I wish that I had this sign years ago when I was selling used books and collectibles at a flea market. While I’m not hawking any secondhand books here, I do have some stuff to share as usual.

Overall European rail operators do not deliver satisfactory services. But differences between them show that strong improvements are possible. The sector has not managed to sort things out on its own, which is why policy change is urgently needed. from Mind the gap! Europe’s Rail Operators: a Comparative Ranking . I was shocked to see how well Trenitalia fared in this survey.

Now Serving: Drinkable Mayonnaise

Lawson’s, a convenience store in Japan, has begun selling Nomu mayo, a drinkable mayonnaise forgetting the important adage: all mayo is drinkable if you believe in yourself.

The only catch for pedantic mayonnaise lovers is that the label clarifies that Nomu mayo is a “mayonnaise-style drink” and “not mayonnaise”. Currently in a “test sale period”, it still remains to be seen if Nomu mayo actually appeals to Japanese customers, who are used to the thicker and richer taste of Japanese mayo, as opposed to more Western varieties.

The Best Book Covers of 2024: Or at least ‘the 100 best book covers of 2024 according to Print Magazine’ – those slight caveats don’t make this any less of a great selection of design work though. I think, based on the fact there are occasionally multiple editions of the same book, that this covers the wider world rather than just North America – there is such a wonderful breadth of work here .

In 1944, the US Office of Strategic Services—now the CIA—published the “Simple Sabotage Field Manual,” a top secret guide teaching the average citizen-saboteur how to fuck shit up without specialized tools or equipment or association with an “organized group.” Declassified in 2008, the guide encourages clogging up toilets, letting “cutting tools grow dull,” and dumping rice into gasoline engines. Now, a creative agitator has produced a new version of the document in the form of a lovely website: “Specific Suggestions: Simple Sabotage for the 21st Century.”

◆ **Given task 1**
Copy from the link roundup above the passage from "Lawson’s, a convenience" up to and including "believe in yourself.".
◆ **Given task 2**
Decide whether each statement below agrees with the link roundup above. Answer yes or no for each and quote the words of the roundup that settle it.
(a) Lawson’s is a convenience store in Japan.
(b) The "Simple Sabotage Field Manual" was declassified in 1944.
(c) The writer is selling secondhand books in this post.
◆ **Given task 3**
Pick up the link roundup above after its last sentence, adding the writing that follows it.

◆ **Information shown**
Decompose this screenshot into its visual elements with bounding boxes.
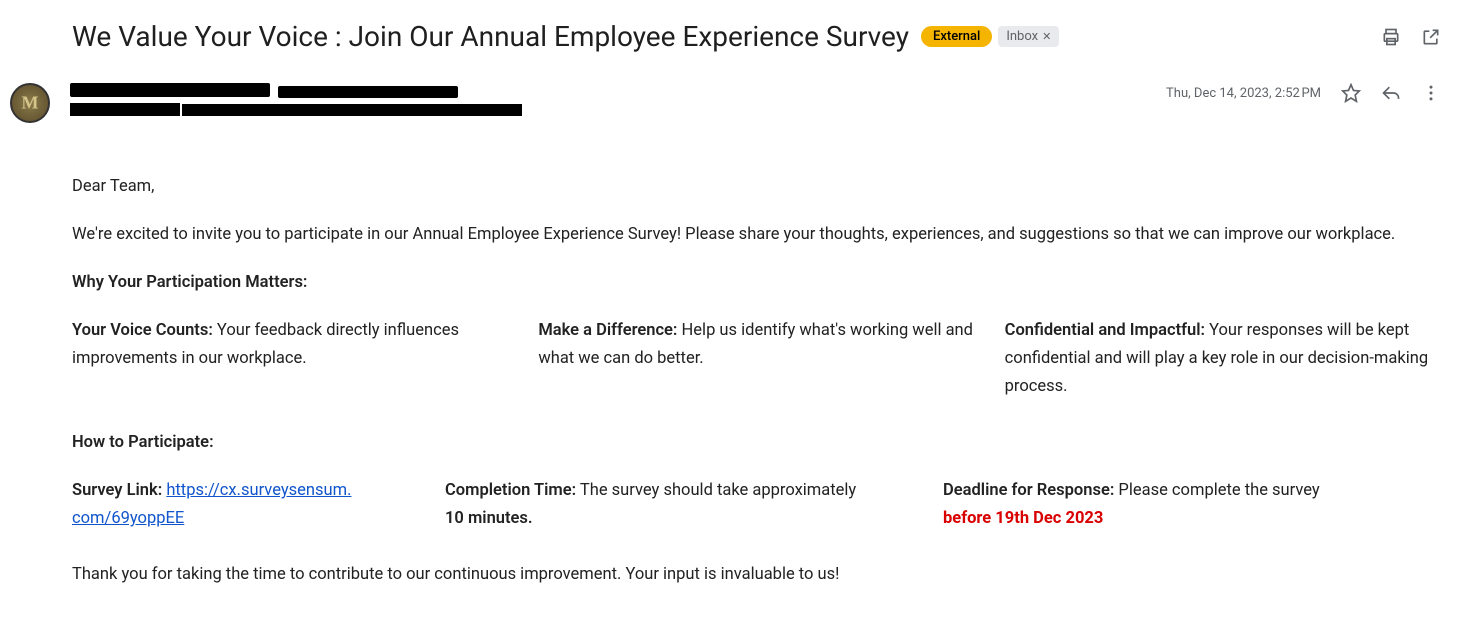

◆ **Exercise result 1**
Lawson’s, a convenience store in Japan, has begun selling Nomu mayo, a drinkable mayonnaise forgetting the important adage: all mayo is drinkable if you believe in yourself.

◆ **Exercise result 2**
(a) Yes: "Lawson’s, a convenience store in Japan"
(b) No: "Declassified in 2008"
(c) No: "While I’m not hawking any secondhand books here"

◆ **Exercise result 3**
“Today’s wars are fought from computer consoles; climate disinformation campaigns are planned in web conferences; decisions to deny healthcare are codified in software,”

Here are some of the many suggestions for saboteurs:

  • Send unnecessary meeting invites then cancel them last-minute
  • Remove or insert empty batteries in remotes and slide advancers
  • Use images of unnecessarily high resolution
  • Delete or misfile important documents
  • Require additional approvals for sign-offs
  • CC a large email list instead of BCC (or reply-all to one that was sent
  • Hire the wrong people for the job

Once again, we here at Travel Between The Pages World HQ  want to wish everyone a happy and healthy holiday by sharing this Christmas poem by John M. Morris:

The Christmas Letter –

Wherever you are when you receive this letter
I write to say we are still ourselves
in the same place
and hope you are the same.

The dead have died as you know
and will never get better,
and the children are boys and girls
of their several ages and names.

So in closing I send you our love
and hope to hear from you soon.
There is never a time
like the present. It lasts forever
wherever you are. As ever I remain.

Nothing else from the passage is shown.